TEXTE:
******
En parlant des dames vénitiennes, on se rappellera que Lord Byron, dans une de ses lettres précédentes, remarque que la beauté qui les rendit jadis célèbres ne se trouve plus maintenant dans le dame, ou classes supérieures, mais sous les fazzioli, ou mouchoirs des femmes du peuple. Ce fut malheureusement parmi ces derniers échantillons du bel sangue de Venise que, par une dégradation subite de goût que l'état capricieux de son esprit peut seul expliquer, il lui plut alors de choisir les compagnes de ses heures de loisir; et une nouvelle preuve que, dans cette courte et audacieuse carrière de libertinage, il ne cherchait qu'un soulagement à un esprit outragé et mortifié, et que:

Ce qui nous semblait crime pouvait n'être que malheur,

c'est que, plus d'une fois, le soir, lorsque sa maison était occupée par de tels hôtes, on a su que, se jetant dans sa gondole, il avait passé la plus grande partie de la nuit sur l'eau, comme si le retour chez lui lui eût été haïssable. Et il est effectivement certain qu'il se retraça toujours cette partie la plus blâmable de sa vie, pendant le peu d'années qui la composèrent encore, avec un pénible sentiment de reproche; et parmi les causes de l'horreur qu'il éprouva ensuite pour Venise, il faut surtout compter le souvenir des excès auxquels il s'était abandonné.

La plus distinguée, et à la fin la sultane favorite de ce honteux harem, était une femme nommée Margarita Cogni, dont il a déjà été question dans l'une de ces lettres, et qui, d'après l'état de son mari, était connue sous le titre de la Fornarina. Un portrait de cette belle virago, peint par Harlowe pendant son séjour à Venise, étant tombé entre les mains d'un des amis de Lord Byron, après la mort de l'artiste, cet ami demanda au noble poète quelques renseignemens sur cette héroïne, et il en reçut une longue lettre à ce sujet, dont voici quelques extraits.

«Puisque, vous désirez connaître l'histoire de Margarita Cogni, je vais vous en faire le récit, quoiqu'il puisse être un peu long.

»Ses traits ont la belle empreinte vénitienne des vieux tems; sa taille, quoiqu'un peu trop élevée peut-être, n'est pas moins belle, et l'un et l'autre s'accordent parfaitement avec le costume national.

»Pendant l'été de 1817, *** et moi nous nous promenions un soir à cheval le long de la Brenta, quand, parmi un groupe de paysannes, nous remarquâmes les deux plus jolies filles que nous eussions vues de quelque tems. Vers cette époque, il y avait eu beaucoup de misère dans le pays, et j'avais distribué quelques secours au peuple. On peut, à Venise, se donner un grand air de générosité à très-peu de frais, et on avait probablement exagéré la mienne à cause de ma qualité d'Anglais. – Je ne sais si elles remarquèrent que nous les regardions, mais l'une d'elles me cria en vénitien: – Pourquoi, vous qui soulagez les autres, ne pensez-vous pas à nous? – Je lui répondis 96: Cara, tu sei troppo bella e giovane per aver bisogno del soccorso mio. Elle répliqua: – Si vous voyiez ma cabane et ma nourriture, vous ne parleriez pas ainsi. Tout ceci se passa moitié en plaisantant, et je n'en entendis pas parler de quelques jours.
******
ENREGISTREMENTS FOURNIS:
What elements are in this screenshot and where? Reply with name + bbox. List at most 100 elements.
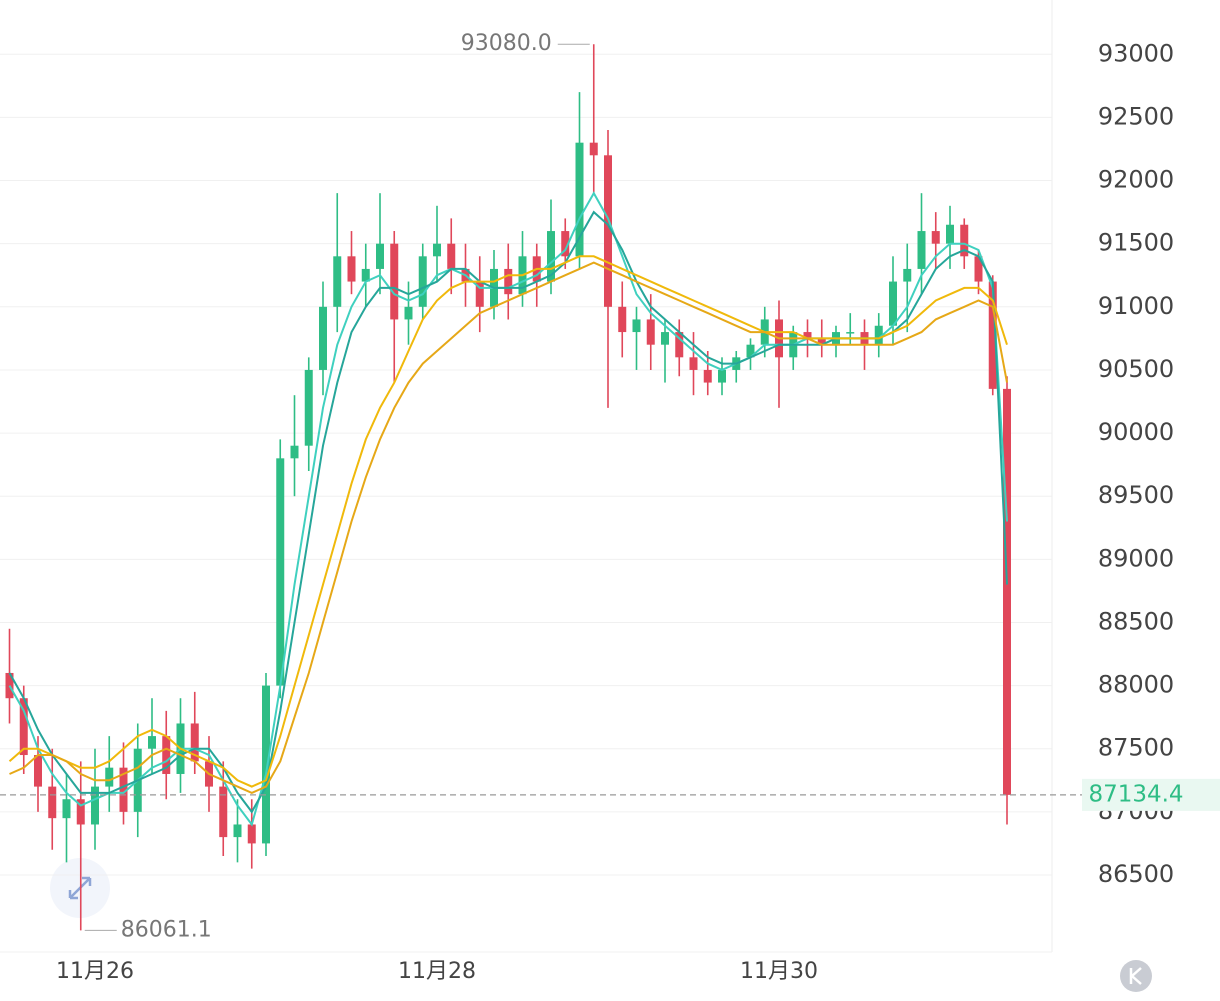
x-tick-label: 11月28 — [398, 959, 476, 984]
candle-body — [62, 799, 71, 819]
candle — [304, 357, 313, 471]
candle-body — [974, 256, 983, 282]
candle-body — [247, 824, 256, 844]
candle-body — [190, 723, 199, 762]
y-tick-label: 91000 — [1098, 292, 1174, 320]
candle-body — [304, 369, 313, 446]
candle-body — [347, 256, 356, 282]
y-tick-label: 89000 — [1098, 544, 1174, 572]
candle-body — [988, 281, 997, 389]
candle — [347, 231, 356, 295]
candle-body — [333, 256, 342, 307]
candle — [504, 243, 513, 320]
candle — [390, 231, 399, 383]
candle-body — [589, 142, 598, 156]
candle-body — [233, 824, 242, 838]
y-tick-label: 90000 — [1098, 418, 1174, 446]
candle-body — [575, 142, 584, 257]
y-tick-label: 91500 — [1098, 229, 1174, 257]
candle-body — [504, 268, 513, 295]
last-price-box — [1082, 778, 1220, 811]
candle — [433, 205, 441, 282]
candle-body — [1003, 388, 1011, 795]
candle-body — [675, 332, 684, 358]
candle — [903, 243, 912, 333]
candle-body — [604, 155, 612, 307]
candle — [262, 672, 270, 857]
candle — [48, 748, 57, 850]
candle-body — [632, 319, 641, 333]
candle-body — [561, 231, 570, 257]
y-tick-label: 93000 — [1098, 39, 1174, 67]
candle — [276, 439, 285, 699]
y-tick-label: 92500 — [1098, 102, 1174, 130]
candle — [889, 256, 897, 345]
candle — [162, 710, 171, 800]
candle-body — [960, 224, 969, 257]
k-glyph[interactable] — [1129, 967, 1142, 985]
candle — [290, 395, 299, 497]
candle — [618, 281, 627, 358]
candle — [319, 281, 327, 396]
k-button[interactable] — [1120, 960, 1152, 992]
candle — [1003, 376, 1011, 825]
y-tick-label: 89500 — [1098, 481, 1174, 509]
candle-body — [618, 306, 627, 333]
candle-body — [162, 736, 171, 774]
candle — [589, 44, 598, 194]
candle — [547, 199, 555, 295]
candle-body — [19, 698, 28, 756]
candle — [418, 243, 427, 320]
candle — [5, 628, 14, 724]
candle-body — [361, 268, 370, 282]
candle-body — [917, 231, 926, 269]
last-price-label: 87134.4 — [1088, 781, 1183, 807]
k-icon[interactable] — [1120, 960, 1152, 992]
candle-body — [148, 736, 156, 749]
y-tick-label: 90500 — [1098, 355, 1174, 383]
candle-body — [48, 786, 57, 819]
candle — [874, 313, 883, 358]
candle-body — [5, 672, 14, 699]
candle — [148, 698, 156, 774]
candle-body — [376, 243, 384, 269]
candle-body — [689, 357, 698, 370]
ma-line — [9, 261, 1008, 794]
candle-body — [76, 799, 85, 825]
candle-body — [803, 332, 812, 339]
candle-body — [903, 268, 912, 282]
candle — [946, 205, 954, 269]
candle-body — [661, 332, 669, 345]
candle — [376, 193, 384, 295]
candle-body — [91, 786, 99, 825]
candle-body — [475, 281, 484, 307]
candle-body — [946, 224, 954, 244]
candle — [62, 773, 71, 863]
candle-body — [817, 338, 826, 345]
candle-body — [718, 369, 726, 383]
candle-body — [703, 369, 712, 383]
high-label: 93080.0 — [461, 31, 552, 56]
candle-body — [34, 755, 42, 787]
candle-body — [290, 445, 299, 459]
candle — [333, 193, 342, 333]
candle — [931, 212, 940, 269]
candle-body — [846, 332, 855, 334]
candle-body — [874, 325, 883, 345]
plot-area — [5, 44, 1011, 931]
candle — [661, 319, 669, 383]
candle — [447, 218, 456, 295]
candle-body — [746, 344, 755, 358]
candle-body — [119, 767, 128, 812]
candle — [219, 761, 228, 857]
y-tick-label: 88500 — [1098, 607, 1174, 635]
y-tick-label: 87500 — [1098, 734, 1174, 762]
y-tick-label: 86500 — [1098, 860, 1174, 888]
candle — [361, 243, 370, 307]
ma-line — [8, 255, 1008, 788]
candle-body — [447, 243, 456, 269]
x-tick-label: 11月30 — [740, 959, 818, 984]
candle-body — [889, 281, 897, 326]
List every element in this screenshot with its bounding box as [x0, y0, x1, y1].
******
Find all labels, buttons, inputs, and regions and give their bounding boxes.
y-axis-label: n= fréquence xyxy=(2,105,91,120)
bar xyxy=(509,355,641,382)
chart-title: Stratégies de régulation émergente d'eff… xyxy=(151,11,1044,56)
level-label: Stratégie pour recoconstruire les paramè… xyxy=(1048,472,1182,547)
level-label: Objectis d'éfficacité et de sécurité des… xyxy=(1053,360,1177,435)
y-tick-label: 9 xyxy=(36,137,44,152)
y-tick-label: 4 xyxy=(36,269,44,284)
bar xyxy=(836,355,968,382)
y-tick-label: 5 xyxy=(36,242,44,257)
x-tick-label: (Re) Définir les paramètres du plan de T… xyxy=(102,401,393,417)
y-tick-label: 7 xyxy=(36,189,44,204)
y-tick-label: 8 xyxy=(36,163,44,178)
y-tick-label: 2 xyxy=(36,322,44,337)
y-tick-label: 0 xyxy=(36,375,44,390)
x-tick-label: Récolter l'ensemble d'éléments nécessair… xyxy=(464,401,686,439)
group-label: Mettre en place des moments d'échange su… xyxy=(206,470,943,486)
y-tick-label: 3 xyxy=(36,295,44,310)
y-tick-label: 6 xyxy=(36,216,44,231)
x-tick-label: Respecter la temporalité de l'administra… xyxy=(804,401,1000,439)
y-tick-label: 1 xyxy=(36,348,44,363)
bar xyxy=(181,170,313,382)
******
CONSIGNE:
D'après le texte sur Lord Byron à Venise, sous quel titre Margarita Cogni était-elle connue ?

RÉPONSE:
Elle était connue sous le titre de la Fornarina, d'après l'état de son mari.